#### PROBLEM DESCRIPTION
Check each line of the records below for the word "asked" and copy those where it appears.

[start]

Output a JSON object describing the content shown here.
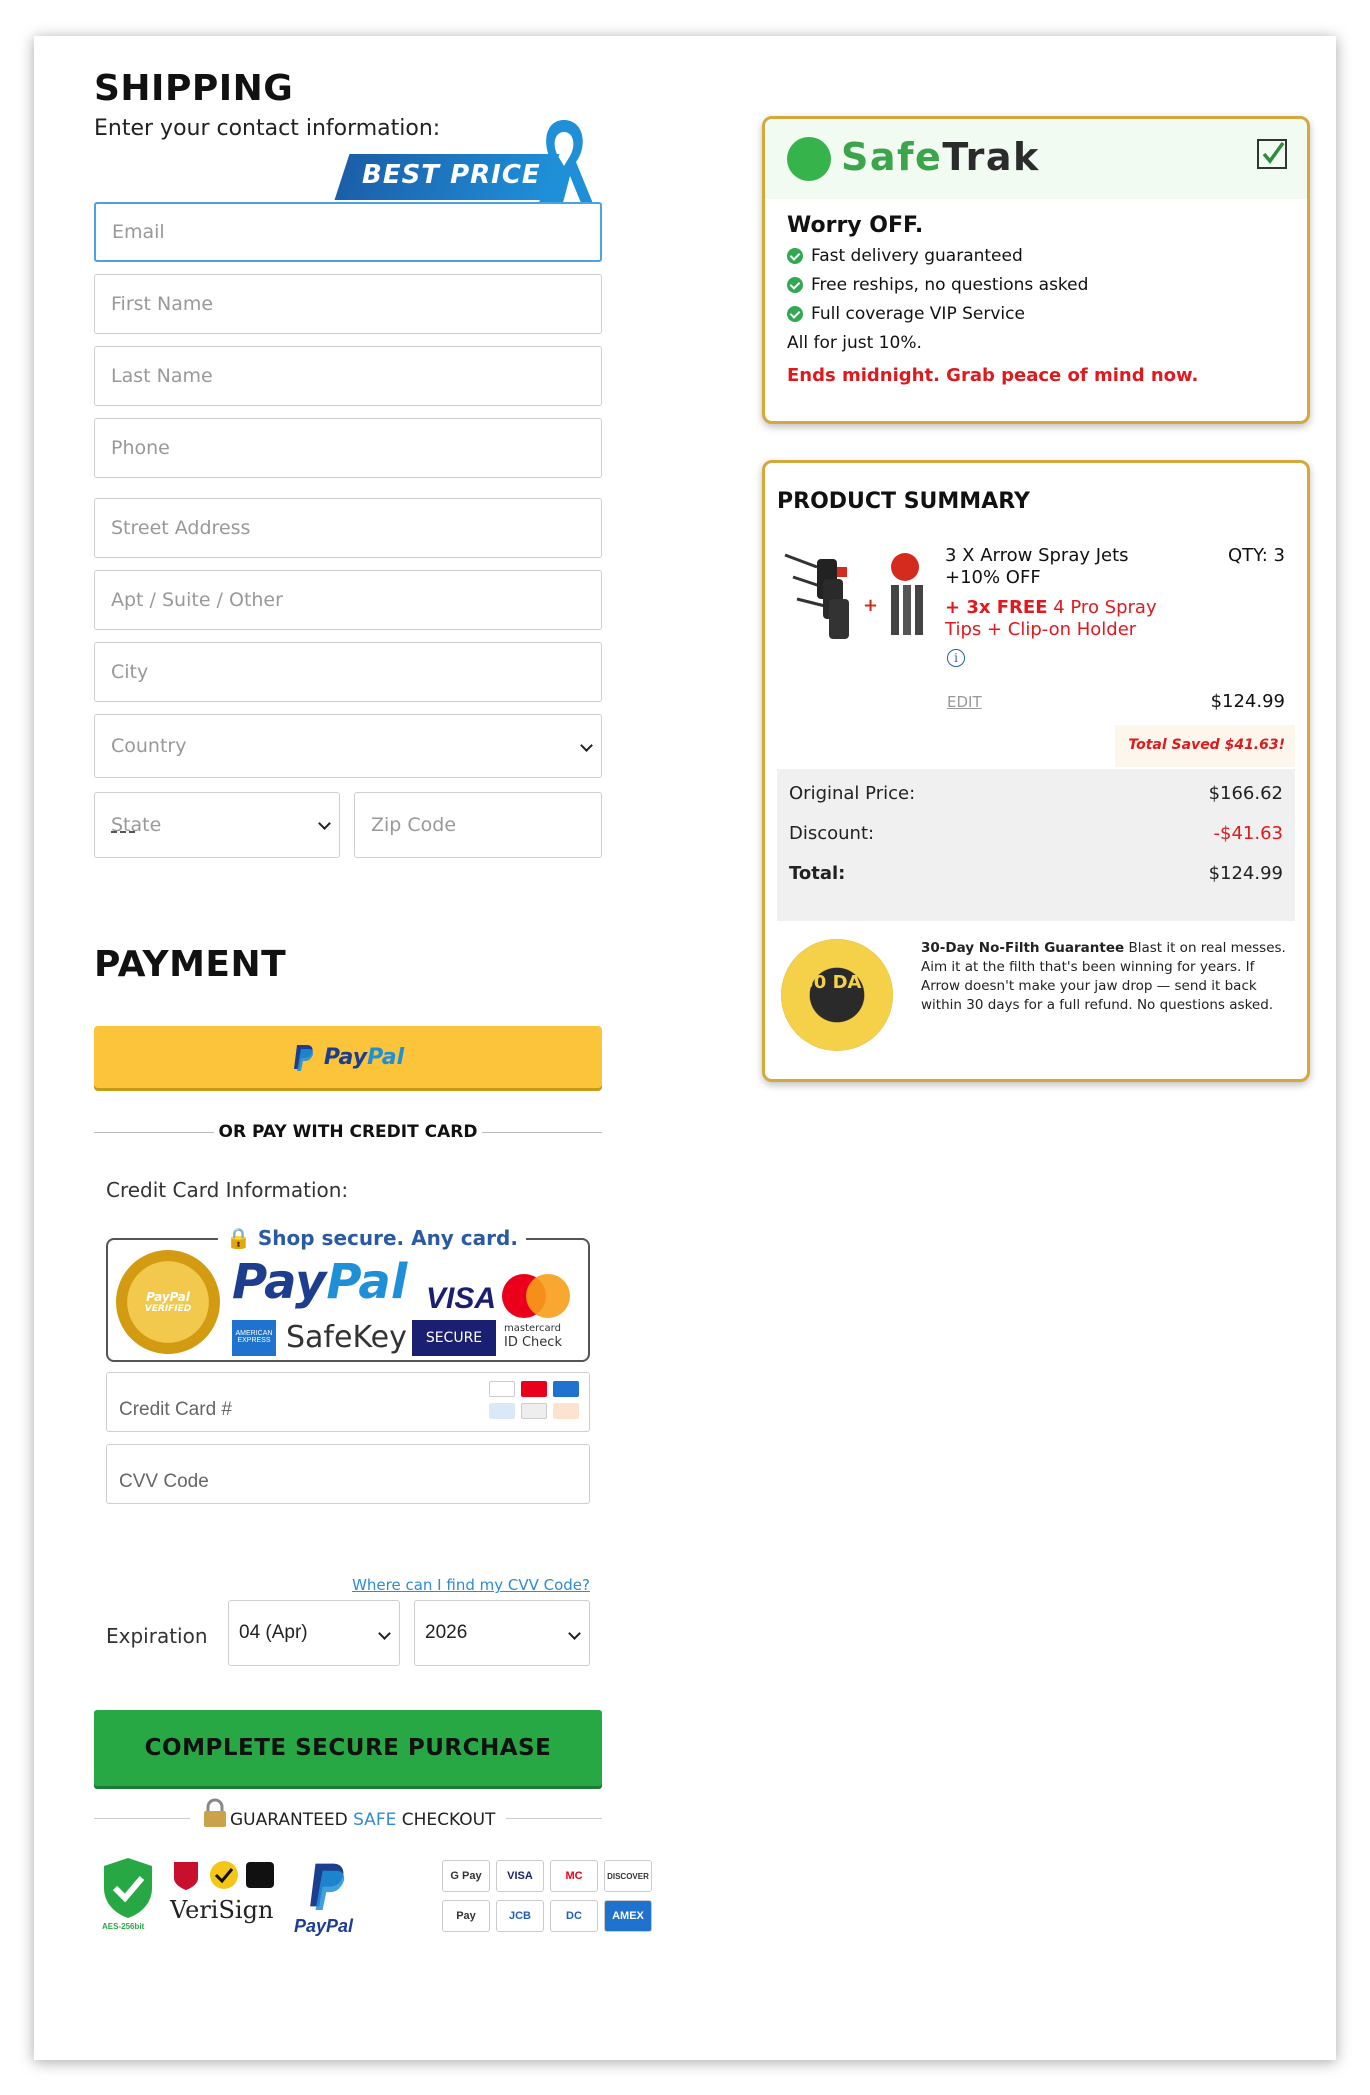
{
  "shipping": {
    "title": "SHIPPING",
    "subtitle": "Enter your contact information:",
    "badge": "BEST PRICE",
    "fields": {
      "email": "Email",
      "first_name": "First Name",
      "last_name": "Last Name",
      "phone": "Phone",
      "street": "Street Address",
      "apt": "Apt / Suite / Other",
      "city": "City",
      "country": "Country",
      "state": "State",
      "zip": "Zip Code"
    }
  },
  "payment": {
    "title": "PAYMENT",
    "paypal_label_a": "Pay",
    "paypal_label_b": "Pal",
    "or_text": "OR PAY WITH CREDIT CARD",
    "cc_info_label": "Credit Card Information:",
    "secure_heading": "Shop secure. Any card.",
    "seal_text_a": "PayPal",
    "seal_text_b": "VERIFIED",
    "brand_paypal_a": "Pay",
    "brand_paypal_b": "Pal",
    "brand_visa": "VISA",
    "brand_amex": "AMERICAN EXPRESS",
    "brand_safekey": "SafeKey",
    "brand_visa_secure": "SECURE",
    "brand_mc_a": "mastercard",
    "brand_mc_b": "ID Check",
    "card_number_placeholder": "Credit Card #",
    "cvv_placeholder": "CVV Code",
    "cvv_link": "Where can I find my CVV Code?",
    "expiration_label": "Expiration",
    "exp_month": "04 (Apr)",
    "exp_year": "2026",
    "submit_label": "COMPLETE SECURE PURCHASE",
    "guaranteed_a": "GUARANTEED ",
    "guaranteed_b": "SAFE",
    "guaranteed_c": " CHECKOUT",
    "trust_badges": {
      "aes": "AES-256bit",
      "verisign": "VeriSign",
      "paypal": "PayPal",
      "cards": [
        "G Pay",
        "VISA",
        "MC",
        "DISCOVER",
        "Pay",
        "JCB",
        "DC",
        "AMEX"
      ]
    }
  },
  "safetrak": {
    "brand_a": "Safe",
    "brand_b": "Trak",
    "title": "Worry OFF.",
    "bullets": [
      "Fast delivery guaranteed",
      "Free reships, no questions asked",
      "Full coverage VIP Service"
    ],
    "price_note": "All for just 10%.",
    "urgency": "Ends midnight. Grab peace of mind now."
  },
  "summary": {
    "title": "PRODUCT SUMMARY",
    "product_name": "3 X Arrow Spray Jets +10% OFF",
    "free_bold": "+ 3x FREE",
    "free_rest": " 4 Pro Spray Tips + Clip-on Holder",
    "qty": "QTY: 3",
    "edit": "EDIT",
    "item_price": "$124.99",
    "total_saved": "Total Saved $41.63!",
    "original_label": "Original Price:",
    "original_value": "$166.62",
    "discount_label": "Discount:",
    "discount_value": "-$41.63",
    "total_label": "Total:",
    "total_value": "$124.99",
    "seal_text": "30 DAY",
    "guarantee_bold": "30-Day No-Filth Guarantee",
    "guarantee_text": " Blast it on real messes. Aim it at the filth that's been winning for years. If Arrow doesn't make your jaw drop — send it back within 30 days for a full refund. No questions asked."
  }
}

[end]

#### REPLY
      "Free reships, no questions asked",
    "guarantee_text": " Blast it on real messes. Aim it at the filth that's been winning for years. If Arrow doesn't make your jaw drop — send it back within 30 days for a full refund. No questions asked."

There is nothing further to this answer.